Transcribe every entry word for word. Skip the pictures.

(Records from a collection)
****

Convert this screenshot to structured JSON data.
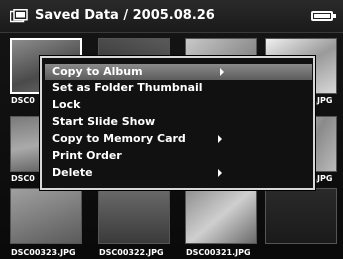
{
  "header": {
    "title": "Saved Data / 2005.08.26",
    "folder_icon": "folder-icon",
    "battery_icon": "battery-full-icon"
  },
  "thumbnails": [
    {
      "filename": "DSC0"
    },
    {
      "filename": ""
    },
    {
      "filename": ""
    },
    {
      "filename": ".JPG"
    },
    {
      "filename": "DSC0"
    },
    {
      "filename": ""
    },
    {
      "filename": ""
    },
    {
      "filename": ".JPG"
    },
    {
      "filename": "DSC00323.JPG"
    },
    {
      "filename": "DSC00322.JPG"
    },
    {
      "filename": "DSC00321.JPG"
    },
    {
      "filename": ""
    }
  ],
  "menu": {
    "items": [
      {
        "label": "Copy to Album",
        "submenu": true,
        "selected": true
      },
      {
        "label": "Set as Folder Thumbnail",
        "submenu": false,
        "selected": false
      },
      {
        "label": "Lock",
        "submenu": false,
        "selected": false
      },
      {
        "label": "Start Slide Show",
        "submenu": false,
        "selected": false
      },
      {
        "label": "Copy to Memory Card",
        "submenu": true,
        "selected": false
      },
      {
        "label": "Print Order",
        "submenu": false,
        "selected": false
      },
      {
        "label": "Delete",
        "submenu": true,
        "selected": false
      }
    ]
  }
}
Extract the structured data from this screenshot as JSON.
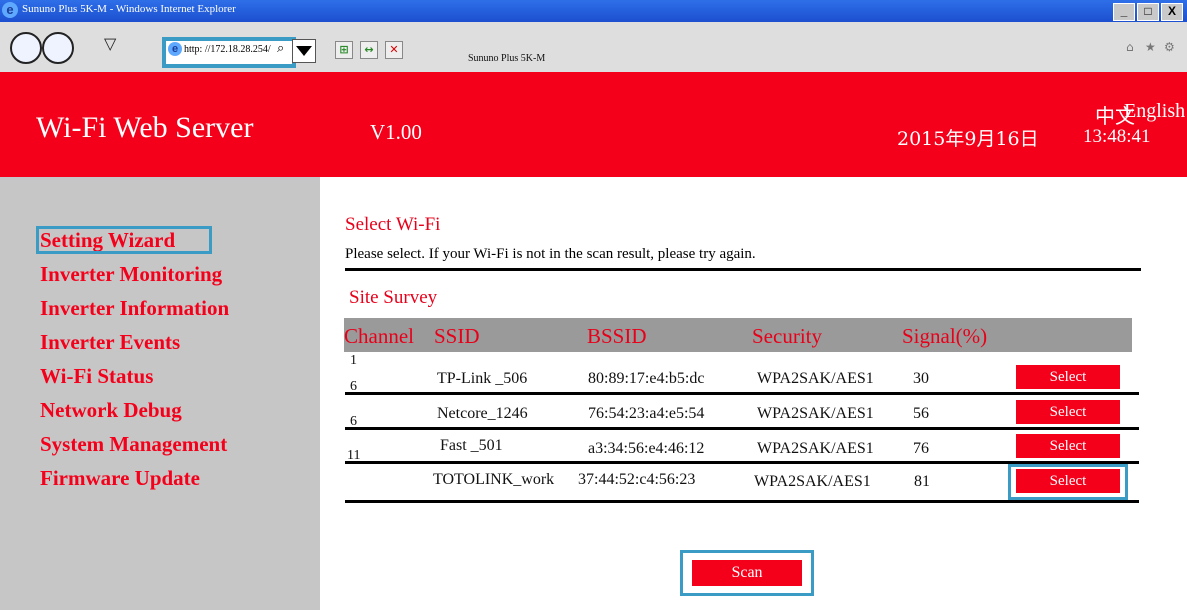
{
  "window": {
    "title": "Sununo Plus 5K-M  -  Windows Internet Explorer",
    "controls": [
      "_",
      "□",
      "X"
    ]
  },
  "browser": {
    "address": "http: //172.18.28.254/",
    "tab_title": "Sununo Plus 5K-M",
    "icons": [
      "back-icon",
      "forward-icon",
      "ie-logo-icon",
      "search-icon",
      "compat-icon",
      "refresh-icon",
      "stop-icon",
      "home-icon",
      "favorites-icon",
      "tools-icon"
    ]
  },
  "header": {
    "title": "Wi-Fi Web Server",
    "version": "V1.00",
    "lang_zh": "中文",
    "lang_en": "English",
    "date": "2015年9月16日",
    "time": "13:48:41"
  },
  "sidebar": {
    "items": [
      {
        "label": "Setting Wizard"
      },
      {
        "label": "Inverter Monitoring"
      },
      {
        "label": "Inverter Information"
      },
      {
        "label": "Inverter Events"
      },
      {
        "label": "Wi-Fi Status"
      },
      {
        "label": "Network Debug"
      },
      {
        "label": "System Management"
      },
      {
        "label": "Firmware Update"
      }
    ]
  },
  "main": {
    "section_title": "Select Wi-Fi",
    "instruction": "Please select. If your Wi-Fi  is not in the scan result, please try again.",
    "survey_title": "Site Survey",
    "columns": [
      "Channel",
      "SSID",
      "BSSID",
      "Security",
      "Signal(%)"
    ],
    "rows": [
      {
        "channel": "1",
        "ssid": "TP-Link _506",
        "bssid": "80:89:17:e4:b5:dc",
        "security": "WPA2SAK/AES1",
        "signal": "30",
        "action": "Select"
      },
      {
        "channel": "6",
        "ssid": "Netcore_1246",
        "bssid": "76:54:23:a4:e5:54",
        "security": "WPA2SAK/AES1",
        "signal": "56",
        "action": "Select"
      },
      {
        "channel": "6",
        "ssid": "Fast _501",
        "bssid": "a3:34:56:e4:46:12",
        "security": "WPA2SAK/AES1",
        "signal": "76",
        "action": "Select"
      },
      {
        "channel": "11",
        "ssid": "TOTOLINK_work",
        "bssid": "37:44:52:c4:56:23",
        "security": "WPA2SAK/AES1",
        "signal": "81",
        "action": "Select"
      }
    ],
    "scan_label": "Scan"
  },
  "colors": {
    "brand_red": "#f4001b",
    "sidebar_gray": "#c6c6c6",
    "table_header_gray": "#9a9a9a",
    "highlight_blue": "#3a9cc5"
  }
}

****

• **Correct result**:
Convert this screenshot to structured JSON data.
{
  "header": {
    "title": "Saved Data / 2005.08.26",
    "folder_icon": "folder-icon",
    "battery_icon": "battery-full-icon"
  },
  "thumbnails": [
    {
      "filename": "DSC0"
    },
    {
      "filename": ""
    },
    {
      "filename": ""
    },
    {
      "filename": ".JPG"
    },
    {
      "filename": "DSC0"
    },
    {
      "filename": ""
    },
    {
      "filename": ""
    },
    {
      "filename": ".JPG"
    },
    {
      "filename": "DSC00323.JPG"
    },
    {
      "filename": "DSC00322.JPG"
    },
    {
      "filename": "DSC00321.JPG"
    },
    {
      "filename": ""
    }
  ],
  "menu": {
    "items": [
      {
        "label": "Copy to Album",
        "submenu": true,
        "selected": true
      },
      {
        "label": "Set as Folder Thumbnail",
        "submenu": false,
        "selected": false
      },
      {
        "label": "Lock",
        "submenu": false,
        "selected": false
      },
      {
        "label": "Start Slide Show",
        "submenu": false,
        "selected": false
      },
      {
        "label": "Copy to Memory Card",
        "submenu": true,
        "selected": false
      },
      {
        "label": "Print Order",
        "submenu": false,
        "selected": false
      },
      {
        "label": "Delete",
        "submenu": true,
        "selected": false
      }
    ]
  }
}
Extract the structured data from this screenshot as JSON.
{
  "window": {
    "title": "Sununo Plus 5K-M  -  Windows Internet Explorer",
    "controls": [
      "_",
      "□",
      "X"
    ]
  },
  "browser": {
    "address": "http: //172.18.28.254/",
    "tab_title": "Sununo Plus 5K-M",
    "icons": [
      "back-icon",
      "forward-icon",
      "ie-logo-icon",
      "search-icon",
      "compat-icon",
      "refresh-icon",
      "stop-icon",
      "home-icon",
      "favorites-icon",
      "tools-icon"
    ]
  },
  "header": {
    "title": "Wi-Fi Web Server",
    "version": "V1.00",
    "lang_zh": "中文",
    "lang_en": "English",
    "date": "2015年9月16日",
    "time": "13:48:41"
  },
  "sidebar": {
    "items": [
      {
        "label": "Setting Wizard"
      },
      {
        "label": "Inverter Monitoring"
      },
      {
        "label": "Inverter Information"
      },
      {
        "label": "Inverter Events"
      },
      {
        "label": "Wi-Fi Status"
      },
      {
        "label": "Network Debug"
      },
      {
        "label": "System Management"
      },
      {
        "label": "Firmware Update"
      }
    ]
  },
  "main": {
    "section_title": "Select Wi-Fi",
    "instruction": "Please select. If your Wi-Fi  is not in the scan result, please try again.",
    "survey_title": "Site Survey",
    "columns": [
      "Channel",
      "SSID",
      "BSSID",
      "Security",
      "Signal(%)"
    ],
    "rows": [
      {
        "channel": "1",
        "ssid": "TP-Link _506",
        "bssid": "80:89:17:e4:b5:dc",
        "security": "WPA2SAK/AES1",
        "signal": "30",
        "action": "Select"
      },
      {
        "channel": "6",
        "ssid": "Netcore_1246",
        "bssid": "76:54:23:a4:e5:54",
        "security": "WPA2SAK/AES1",
        "signal": "56",
        "action": "Select"
      },
      {
        "channel": "6",
        "ssid": "Fast _501",
        "bssid": "a3:34:56:e4:46:12",
        "security": "WPA2SAK/AES1",
        "signal": "76",
        "action": "Select"
      },
      {
        "channel": "11",
        "ssid": "TOTOLINK_work",
        "bssid": "37:44:52:c4:56:23",
        "security": "WPA2SAK/AES1",
        "signal": "81",
        "action": "Select"
      }
    ],
    "scan_label": "Scan"
  },
  "colors": {
    "brand_red": "#f4001b",
    "sidebar_gray": "#c6c6c6",
    "table_header_gray": "#9a9a9a",
    "highlight_blue": "#3a9cc5"
  }
}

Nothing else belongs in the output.